> STATED GOAL:
In the listing below, find every line containing "this" and copy it out.

> DATASET EXCERPTS:

---

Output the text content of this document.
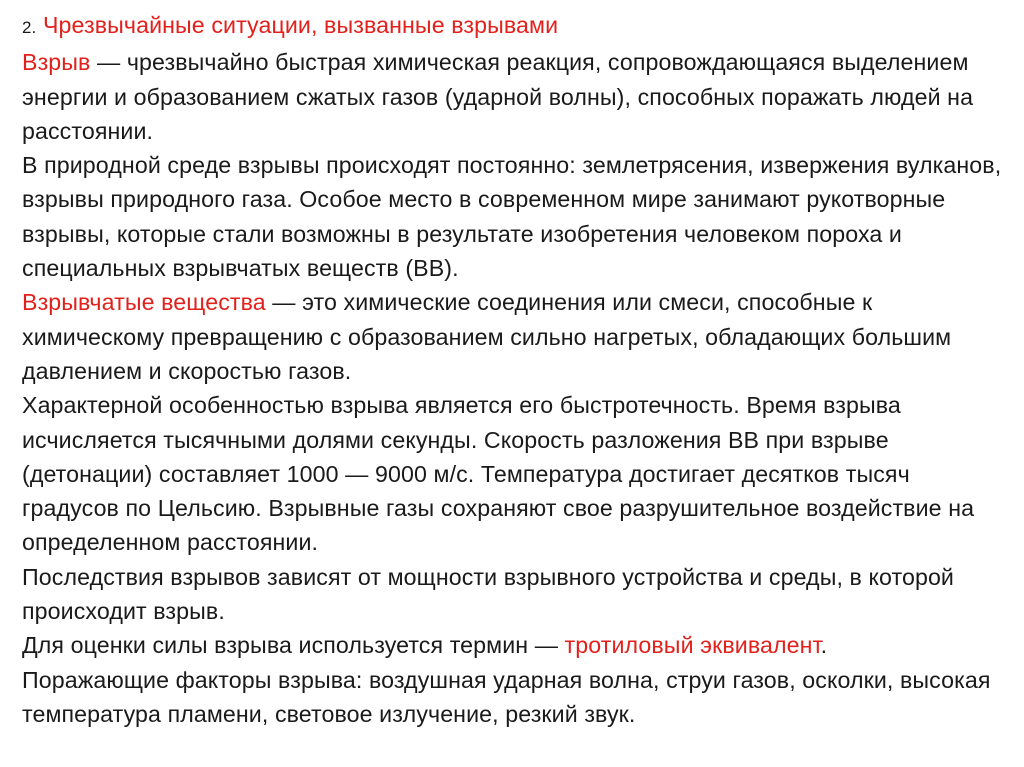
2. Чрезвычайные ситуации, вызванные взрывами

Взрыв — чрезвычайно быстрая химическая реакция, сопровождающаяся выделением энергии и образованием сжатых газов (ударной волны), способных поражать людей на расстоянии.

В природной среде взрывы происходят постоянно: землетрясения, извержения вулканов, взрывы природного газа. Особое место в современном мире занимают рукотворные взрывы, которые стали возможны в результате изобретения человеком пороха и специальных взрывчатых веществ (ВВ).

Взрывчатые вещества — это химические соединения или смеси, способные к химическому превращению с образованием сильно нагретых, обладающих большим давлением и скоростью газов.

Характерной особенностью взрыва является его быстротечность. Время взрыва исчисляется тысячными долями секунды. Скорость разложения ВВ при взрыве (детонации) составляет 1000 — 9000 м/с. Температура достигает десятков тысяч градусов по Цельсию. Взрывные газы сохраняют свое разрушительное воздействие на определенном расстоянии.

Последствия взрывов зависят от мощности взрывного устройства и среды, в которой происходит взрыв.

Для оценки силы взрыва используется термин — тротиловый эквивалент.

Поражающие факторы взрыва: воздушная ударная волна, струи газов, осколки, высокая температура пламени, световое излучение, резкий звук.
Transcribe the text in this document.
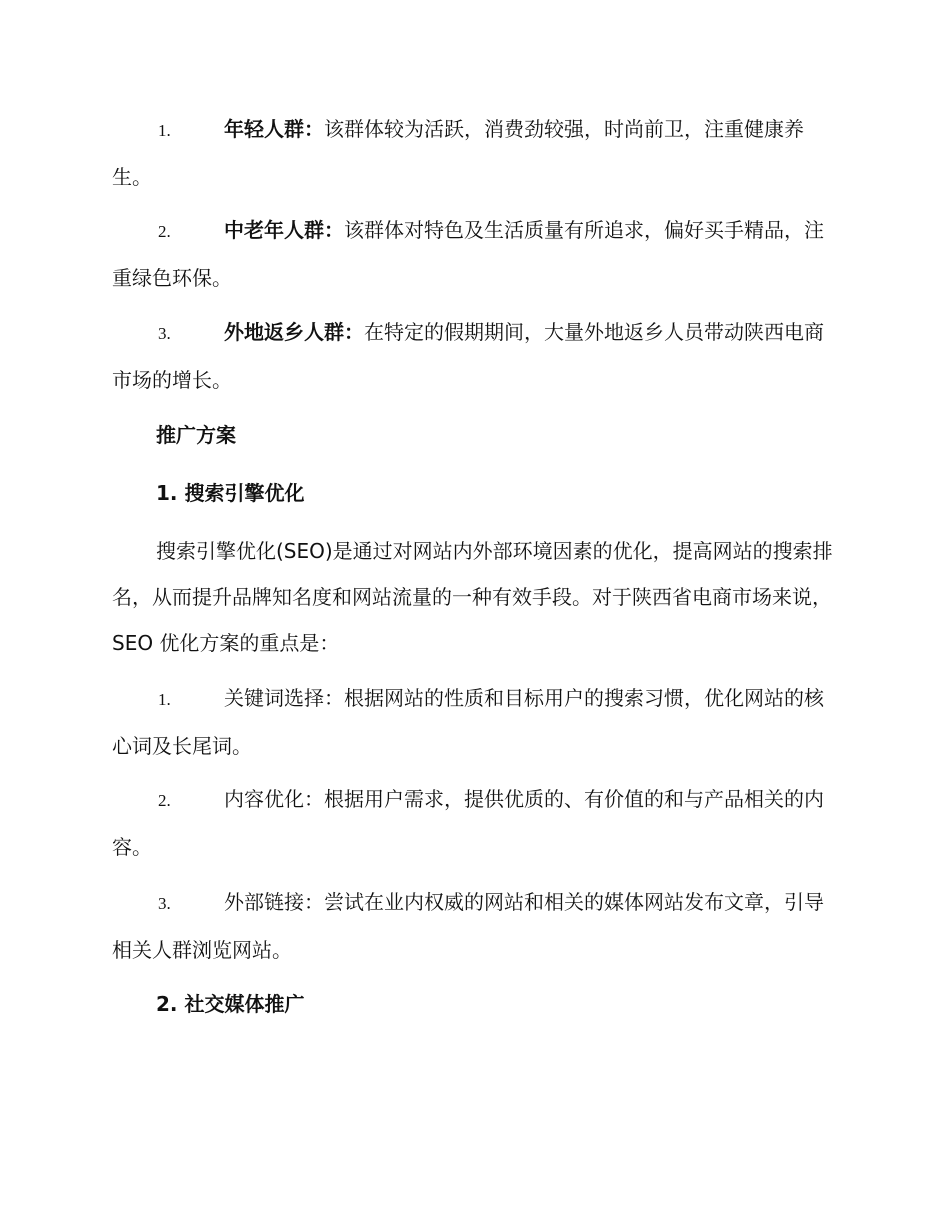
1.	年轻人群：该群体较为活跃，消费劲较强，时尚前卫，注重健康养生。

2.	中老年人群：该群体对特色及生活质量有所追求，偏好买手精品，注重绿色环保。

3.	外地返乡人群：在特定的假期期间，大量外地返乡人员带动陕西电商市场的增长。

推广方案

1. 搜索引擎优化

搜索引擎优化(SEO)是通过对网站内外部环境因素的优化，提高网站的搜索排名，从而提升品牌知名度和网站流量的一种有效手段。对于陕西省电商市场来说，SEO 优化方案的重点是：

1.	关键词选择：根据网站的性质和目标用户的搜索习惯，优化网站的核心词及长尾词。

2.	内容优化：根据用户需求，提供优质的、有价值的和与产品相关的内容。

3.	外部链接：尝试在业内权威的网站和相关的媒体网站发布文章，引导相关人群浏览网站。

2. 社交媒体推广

---

> SOLUTION BELOW:
Output the text content of this document.
Transcribe the text in this document.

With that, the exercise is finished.